Supplied records:

## START

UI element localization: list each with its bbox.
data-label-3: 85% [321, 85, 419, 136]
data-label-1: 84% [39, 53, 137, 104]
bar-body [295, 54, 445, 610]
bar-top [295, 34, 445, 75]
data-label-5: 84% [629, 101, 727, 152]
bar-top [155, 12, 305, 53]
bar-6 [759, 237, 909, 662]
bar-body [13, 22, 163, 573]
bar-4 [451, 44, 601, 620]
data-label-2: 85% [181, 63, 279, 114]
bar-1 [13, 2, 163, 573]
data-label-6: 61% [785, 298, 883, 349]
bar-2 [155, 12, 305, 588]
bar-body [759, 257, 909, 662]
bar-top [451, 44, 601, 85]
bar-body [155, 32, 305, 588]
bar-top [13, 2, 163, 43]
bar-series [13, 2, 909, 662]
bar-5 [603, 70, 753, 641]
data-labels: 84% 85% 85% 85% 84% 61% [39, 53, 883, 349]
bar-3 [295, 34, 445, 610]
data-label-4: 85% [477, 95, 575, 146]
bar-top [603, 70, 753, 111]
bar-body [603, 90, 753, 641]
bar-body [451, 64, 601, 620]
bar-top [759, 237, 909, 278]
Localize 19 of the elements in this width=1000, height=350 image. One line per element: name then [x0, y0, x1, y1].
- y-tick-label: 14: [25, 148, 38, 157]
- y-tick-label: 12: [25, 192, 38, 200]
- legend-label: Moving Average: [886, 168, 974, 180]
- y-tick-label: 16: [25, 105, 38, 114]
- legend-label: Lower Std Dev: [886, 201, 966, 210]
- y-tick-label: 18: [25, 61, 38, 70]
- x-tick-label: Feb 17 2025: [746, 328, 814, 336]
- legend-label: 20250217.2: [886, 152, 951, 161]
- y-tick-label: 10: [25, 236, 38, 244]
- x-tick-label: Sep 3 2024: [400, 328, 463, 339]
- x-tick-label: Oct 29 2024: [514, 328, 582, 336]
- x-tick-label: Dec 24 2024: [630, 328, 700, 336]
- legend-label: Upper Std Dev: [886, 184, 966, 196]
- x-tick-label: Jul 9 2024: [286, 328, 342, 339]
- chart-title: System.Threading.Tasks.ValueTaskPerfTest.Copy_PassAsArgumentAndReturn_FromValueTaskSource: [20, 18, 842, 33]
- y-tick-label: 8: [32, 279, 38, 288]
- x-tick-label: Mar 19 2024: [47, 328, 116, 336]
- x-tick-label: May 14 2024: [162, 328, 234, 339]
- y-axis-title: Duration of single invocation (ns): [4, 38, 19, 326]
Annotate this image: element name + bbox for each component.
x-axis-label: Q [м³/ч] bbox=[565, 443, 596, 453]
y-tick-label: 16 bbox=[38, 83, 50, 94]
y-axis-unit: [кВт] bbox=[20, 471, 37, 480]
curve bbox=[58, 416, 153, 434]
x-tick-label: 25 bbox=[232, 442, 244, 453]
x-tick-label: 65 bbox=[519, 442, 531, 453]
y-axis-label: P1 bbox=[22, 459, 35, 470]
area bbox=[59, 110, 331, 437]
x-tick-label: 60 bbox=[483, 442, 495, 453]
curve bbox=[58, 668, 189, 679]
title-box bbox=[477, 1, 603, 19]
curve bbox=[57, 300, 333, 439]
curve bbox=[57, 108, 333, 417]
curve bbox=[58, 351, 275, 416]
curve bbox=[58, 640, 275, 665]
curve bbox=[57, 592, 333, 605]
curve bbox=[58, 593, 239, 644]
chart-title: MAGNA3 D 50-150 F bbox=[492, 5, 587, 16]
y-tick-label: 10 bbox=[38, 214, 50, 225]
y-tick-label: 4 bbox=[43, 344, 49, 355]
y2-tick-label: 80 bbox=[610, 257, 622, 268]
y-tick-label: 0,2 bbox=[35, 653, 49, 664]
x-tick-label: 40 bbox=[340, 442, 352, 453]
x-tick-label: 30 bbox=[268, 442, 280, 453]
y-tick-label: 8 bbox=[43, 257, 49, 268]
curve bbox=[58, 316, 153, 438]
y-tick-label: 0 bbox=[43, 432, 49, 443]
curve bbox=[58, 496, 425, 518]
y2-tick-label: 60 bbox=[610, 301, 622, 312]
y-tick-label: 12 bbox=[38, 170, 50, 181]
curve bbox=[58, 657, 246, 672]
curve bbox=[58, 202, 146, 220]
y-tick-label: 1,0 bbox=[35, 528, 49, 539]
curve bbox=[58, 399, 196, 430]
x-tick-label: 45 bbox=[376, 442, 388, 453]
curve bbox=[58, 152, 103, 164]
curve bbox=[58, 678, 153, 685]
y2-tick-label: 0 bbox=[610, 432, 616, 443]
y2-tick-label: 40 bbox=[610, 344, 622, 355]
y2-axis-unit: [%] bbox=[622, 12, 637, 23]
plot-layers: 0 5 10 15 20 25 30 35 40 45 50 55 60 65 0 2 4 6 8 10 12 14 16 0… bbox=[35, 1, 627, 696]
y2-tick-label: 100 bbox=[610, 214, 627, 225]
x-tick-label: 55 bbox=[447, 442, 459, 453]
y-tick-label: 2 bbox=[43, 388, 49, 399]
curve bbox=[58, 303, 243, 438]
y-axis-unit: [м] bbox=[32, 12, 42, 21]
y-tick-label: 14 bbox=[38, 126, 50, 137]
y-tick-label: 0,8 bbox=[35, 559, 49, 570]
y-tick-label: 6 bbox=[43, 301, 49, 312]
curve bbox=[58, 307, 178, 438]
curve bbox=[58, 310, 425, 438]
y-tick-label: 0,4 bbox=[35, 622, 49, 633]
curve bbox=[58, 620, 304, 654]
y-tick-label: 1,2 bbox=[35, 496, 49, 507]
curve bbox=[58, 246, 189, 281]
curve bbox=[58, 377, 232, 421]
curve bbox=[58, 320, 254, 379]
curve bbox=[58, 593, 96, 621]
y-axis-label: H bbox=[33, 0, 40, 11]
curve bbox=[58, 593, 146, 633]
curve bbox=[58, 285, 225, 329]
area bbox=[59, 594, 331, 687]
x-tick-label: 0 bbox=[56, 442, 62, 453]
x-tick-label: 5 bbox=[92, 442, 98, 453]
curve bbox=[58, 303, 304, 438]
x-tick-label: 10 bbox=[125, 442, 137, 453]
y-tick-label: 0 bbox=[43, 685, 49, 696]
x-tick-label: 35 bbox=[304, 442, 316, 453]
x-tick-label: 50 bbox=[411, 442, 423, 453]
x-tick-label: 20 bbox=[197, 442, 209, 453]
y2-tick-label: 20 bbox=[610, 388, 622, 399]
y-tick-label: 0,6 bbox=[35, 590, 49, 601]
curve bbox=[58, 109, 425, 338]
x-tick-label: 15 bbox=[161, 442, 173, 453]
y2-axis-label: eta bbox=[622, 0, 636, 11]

## END
## START

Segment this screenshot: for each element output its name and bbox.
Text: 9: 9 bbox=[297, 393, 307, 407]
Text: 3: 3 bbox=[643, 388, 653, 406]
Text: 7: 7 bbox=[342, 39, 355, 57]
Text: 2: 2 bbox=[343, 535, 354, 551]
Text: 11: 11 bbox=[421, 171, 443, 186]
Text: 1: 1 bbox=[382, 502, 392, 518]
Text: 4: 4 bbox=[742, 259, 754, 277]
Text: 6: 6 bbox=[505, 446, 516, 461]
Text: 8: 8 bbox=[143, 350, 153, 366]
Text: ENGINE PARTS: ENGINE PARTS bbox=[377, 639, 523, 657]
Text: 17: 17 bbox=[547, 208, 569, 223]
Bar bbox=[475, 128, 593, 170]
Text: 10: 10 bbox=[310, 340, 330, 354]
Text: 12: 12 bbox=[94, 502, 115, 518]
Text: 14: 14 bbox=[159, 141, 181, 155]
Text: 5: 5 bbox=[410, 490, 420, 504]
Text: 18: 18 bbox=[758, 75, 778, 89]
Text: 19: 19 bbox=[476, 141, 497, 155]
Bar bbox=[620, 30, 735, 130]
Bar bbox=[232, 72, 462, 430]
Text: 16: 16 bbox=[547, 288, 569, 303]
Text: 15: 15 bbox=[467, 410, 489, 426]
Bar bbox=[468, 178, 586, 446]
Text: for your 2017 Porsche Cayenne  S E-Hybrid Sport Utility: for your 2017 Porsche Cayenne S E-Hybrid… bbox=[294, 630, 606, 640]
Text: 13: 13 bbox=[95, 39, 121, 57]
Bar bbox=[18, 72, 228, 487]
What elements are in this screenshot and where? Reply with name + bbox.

## END
## START

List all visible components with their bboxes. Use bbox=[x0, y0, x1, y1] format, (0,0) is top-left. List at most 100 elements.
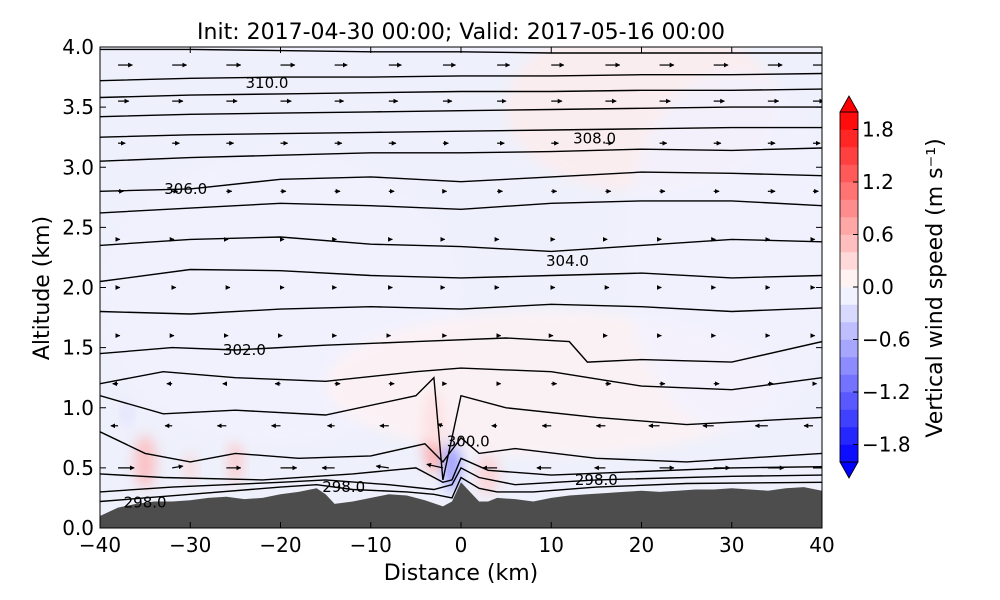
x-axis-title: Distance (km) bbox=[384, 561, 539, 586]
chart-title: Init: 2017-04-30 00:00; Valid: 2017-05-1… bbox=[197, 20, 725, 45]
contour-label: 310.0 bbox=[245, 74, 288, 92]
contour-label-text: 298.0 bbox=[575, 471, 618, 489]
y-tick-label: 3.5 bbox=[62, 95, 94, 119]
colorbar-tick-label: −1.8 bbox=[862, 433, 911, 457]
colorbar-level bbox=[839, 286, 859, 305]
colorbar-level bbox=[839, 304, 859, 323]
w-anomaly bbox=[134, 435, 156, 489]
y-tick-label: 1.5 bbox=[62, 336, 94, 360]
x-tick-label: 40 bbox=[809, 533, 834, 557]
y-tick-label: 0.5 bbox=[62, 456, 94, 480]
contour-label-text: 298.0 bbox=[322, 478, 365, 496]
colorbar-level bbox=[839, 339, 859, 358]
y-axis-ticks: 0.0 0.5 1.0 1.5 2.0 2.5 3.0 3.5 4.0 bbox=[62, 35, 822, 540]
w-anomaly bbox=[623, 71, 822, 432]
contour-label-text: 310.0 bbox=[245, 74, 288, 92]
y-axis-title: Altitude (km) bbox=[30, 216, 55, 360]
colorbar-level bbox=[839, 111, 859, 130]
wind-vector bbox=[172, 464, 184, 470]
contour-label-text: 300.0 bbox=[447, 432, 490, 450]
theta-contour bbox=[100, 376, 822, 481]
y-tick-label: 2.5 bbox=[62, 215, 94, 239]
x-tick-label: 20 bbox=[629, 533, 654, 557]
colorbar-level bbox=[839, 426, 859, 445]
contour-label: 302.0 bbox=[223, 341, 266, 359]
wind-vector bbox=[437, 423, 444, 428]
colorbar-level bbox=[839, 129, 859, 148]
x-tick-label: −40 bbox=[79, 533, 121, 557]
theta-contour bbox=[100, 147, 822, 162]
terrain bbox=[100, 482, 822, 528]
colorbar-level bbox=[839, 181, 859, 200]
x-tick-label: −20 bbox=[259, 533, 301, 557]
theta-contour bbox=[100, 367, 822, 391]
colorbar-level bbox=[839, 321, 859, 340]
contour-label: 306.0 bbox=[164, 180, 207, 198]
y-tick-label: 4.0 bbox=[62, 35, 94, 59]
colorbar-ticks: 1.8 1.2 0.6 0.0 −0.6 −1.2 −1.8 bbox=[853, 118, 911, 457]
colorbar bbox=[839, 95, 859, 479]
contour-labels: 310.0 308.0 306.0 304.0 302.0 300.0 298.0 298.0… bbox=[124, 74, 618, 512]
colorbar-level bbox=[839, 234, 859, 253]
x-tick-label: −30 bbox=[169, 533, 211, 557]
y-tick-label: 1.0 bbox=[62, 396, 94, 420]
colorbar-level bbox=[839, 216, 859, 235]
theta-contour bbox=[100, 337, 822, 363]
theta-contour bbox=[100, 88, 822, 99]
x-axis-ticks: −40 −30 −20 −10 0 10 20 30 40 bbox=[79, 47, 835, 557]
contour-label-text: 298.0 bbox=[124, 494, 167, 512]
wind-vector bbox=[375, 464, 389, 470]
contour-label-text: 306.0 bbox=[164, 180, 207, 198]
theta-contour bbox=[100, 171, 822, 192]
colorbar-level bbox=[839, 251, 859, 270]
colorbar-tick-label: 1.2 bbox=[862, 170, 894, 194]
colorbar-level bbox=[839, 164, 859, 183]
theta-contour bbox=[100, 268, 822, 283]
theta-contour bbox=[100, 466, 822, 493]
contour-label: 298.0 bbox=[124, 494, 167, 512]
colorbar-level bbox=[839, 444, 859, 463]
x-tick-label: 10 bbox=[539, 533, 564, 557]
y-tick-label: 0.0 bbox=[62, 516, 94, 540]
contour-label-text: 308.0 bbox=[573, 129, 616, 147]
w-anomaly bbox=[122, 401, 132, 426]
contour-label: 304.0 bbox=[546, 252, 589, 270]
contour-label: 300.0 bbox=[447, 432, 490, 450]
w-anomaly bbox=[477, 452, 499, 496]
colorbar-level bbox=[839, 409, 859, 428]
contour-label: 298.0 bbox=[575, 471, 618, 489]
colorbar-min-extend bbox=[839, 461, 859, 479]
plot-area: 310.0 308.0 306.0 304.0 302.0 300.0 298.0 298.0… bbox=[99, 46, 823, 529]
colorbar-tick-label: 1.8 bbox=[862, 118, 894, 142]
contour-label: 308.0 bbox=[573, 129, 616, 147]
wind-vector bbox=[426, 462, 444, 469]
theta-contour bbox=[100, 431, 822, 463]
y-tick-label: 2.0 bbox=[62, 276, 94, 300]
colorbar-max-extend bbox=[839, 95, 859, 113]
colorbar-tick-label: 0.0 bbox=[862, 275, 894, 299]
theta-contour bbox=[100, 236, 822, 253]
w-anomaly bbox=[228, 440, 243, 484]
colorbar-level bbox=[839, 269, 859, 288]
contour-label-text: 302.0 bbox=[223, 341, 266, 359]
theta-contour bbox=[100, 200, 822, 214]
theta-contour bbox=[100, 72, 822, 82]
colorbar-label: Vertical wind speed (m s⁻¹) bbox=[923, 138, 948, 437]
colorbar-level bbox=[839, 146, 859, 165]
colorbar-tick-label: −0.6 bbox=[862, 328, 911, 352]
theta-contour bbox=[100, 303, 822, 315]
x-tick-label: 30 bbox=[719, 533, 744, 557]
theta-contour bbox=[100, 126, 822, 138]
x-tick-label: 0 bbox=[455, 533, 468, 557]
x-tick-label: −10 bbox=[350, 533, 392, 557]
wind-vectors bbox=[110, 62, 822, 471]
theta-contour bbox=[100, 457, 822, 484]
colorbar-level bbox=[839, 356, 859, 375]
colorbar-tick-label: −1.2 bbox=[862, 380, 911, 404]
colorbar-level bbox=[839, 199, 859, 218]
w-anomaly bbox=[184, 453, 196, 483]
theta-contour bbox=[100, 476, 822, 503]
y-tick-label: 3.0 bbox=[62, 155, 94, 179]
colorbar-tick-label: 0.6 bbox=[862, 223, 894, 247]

## END

Given instruction:
Copy out the stretch of the listing above from the line containing "UI element localization: list" through the line containing "- y-tick-label: 8: [32, 279, 38, 288]", both included.

Exercise solution:
UI element localization: list each with its bbox.
data-label-3: 85% [321, 85, 419, 136]
data-label-1: 84% [39, 53, 137, 104]
bar-body [295, 54, 445, 610]
bar-top [295, 34, 445, 75]
data-label-5: 84% [629, 101, 727, 152]
bar-top [155, 12, 305, 53]
bar-6 [759, 237, 909, 662]
bar-body [13, 22, 163, 573]
bar-4 [451, 44, 601, 620]
data-label-2: 85% [181, 63, 279, 114]
bar-1 [13, 2, 163, 573]
data-label-6: 61% [785, 298, 883, 349]
bar-2 [155, 12, 305, 588]
bar-body [759, 257, 909, 662]
bar-top [451, 44, 601, 85]
bar-body [155, 32, 305, 588]
bar-top [13, 2, 163, 43]
bar-series [13, 2, 909, 662]
bar-5 [603, 70, 753, 641]
data-labels: 84% 85% 85% 85% 84% 61% [39, 53, 883, 349]
bar-3 [295, 34, 445, 610]
data-label-4: 85% [477, 95, 575, 146]
bar-top [603, 70, 753, 111]
bar-body [603, 90, 753, 641]
bar-body [451, 64, 601, 620]
bar-top [759, 237, 909, 278]
Localize 19 of the elements in this width=1000, height=350 image. One line per element: name then [x0, y0, x1, y1].
- y-tick-label: 14: [25, 148, 38, 157]
- y-tick-label: 12: [25, 192, 38, 200]
- legend-label: Moving Average: [886, 168, 974, 180]
- y-tick-label: 16: [25, 105, 38, 114]
- legend-label: Lower Std Dev: [886, 201, 966, 210]
- y-tick-label: 18: [25, 61, 38, 70]
- x-tick-label: Feb 17 2025: [746, 328, 814, 336]
- legend-label: 20250217.2: [886, 152, 951, 161]
- y-tick-label: 10: [25, 236, 38, 244]
- x-tick-label: Sep 3 2024: [400, 328, 463, 339]
- x-tick-label: Oct 29 2024: [514, 328, 582, 336]
- x-tick-label: Dec 24 2024: [630, 328, 700, 336]
- legend-label: Upper Std Dev: [886, 184, 966, 196]
- x-tick-label: Jul 9 2024: [286, 328, 342, 339]
- chart-title: System.Threading.Tasks.ValueTaskPerfTest.Copy_PassAsArgumentAndReturn_FromValueTaskSource: [20, 18, 842, 33]
- y-tick-label: 8: [32, 279, 38, 288]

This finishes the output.